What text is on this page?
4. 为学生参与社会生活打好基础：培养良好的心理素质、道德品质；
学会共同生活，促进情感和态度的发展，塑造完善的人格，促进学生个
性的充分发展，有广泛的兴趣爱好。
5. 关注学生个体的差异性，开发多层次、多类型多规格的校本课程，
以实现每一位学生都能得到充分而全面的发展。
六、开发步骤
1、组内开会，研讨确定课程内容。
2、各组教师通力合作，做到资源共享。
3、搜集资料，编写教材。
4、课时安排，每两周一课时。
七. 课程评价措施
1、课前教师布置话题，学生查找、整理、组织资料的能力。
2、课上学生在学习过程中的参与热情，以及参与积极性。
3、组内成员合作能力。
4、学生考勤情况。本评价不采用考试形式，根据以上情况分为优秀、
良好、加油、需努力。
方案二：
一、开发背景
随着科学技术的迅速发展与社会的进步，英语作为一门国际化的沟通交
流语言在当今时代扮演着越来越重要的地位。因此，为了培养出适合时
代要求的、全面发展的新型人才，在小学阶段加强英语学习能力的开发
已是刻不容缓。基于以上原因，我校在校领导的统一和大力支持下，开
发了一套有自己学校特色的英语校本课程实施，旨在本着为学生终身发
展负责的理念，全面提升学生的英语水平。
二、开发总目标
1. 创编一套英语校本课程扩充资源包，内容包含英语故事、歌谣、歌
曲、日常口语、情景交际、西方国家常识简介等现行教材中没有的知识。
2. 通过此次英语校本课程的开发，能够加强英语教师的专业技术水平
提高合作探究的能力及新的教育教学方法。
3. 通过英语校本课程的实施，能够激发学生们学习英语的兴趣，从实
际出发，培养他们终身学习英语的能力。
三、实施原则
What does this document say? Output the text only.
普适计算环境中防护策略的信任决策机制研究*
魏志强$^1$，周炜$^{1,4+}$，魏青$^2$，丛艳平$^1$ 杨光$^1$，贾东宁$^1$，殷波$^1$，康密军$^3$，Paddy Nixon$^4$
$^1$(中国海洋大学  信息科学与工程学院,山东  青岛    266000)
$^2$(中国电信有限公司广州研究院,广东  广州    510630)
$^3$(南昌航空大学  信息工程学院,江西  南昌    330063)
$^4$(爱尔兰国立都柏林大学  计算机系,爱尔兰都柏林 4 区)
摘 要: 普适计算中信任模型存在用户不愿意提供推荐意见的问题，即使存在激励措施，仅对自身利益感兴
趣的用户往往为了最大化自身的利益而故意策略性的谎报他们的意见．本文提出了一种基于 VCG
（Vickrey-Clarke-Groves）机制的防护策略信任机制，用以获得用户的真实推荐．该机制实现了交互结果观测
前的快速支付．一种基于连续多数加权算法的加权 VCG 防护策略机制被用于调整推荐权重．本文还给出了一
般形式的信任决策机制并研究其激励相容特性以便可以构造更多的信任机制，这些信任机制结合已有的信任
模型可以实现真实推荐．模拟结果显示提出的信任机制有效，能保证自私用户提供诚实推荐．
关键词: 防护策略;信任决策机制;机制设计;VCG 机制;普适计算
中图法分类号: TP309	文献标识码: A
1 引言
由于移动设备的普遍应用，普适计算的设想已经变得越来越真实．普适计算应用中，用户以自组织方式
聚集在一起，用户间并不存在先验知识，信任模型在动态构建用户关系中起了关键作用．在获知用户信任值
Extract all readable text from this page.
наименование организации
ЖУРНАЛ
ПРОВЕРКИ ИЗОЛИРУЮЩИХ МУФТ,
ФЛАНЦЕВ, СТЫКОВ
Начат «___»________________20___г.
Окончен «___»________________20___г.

● ● ● ● ● ● ●

### EXERCISE
From the entries above, pull out each line that includes "page".

### THE RESULT
What text is on this page?
Extract all readable text from this page.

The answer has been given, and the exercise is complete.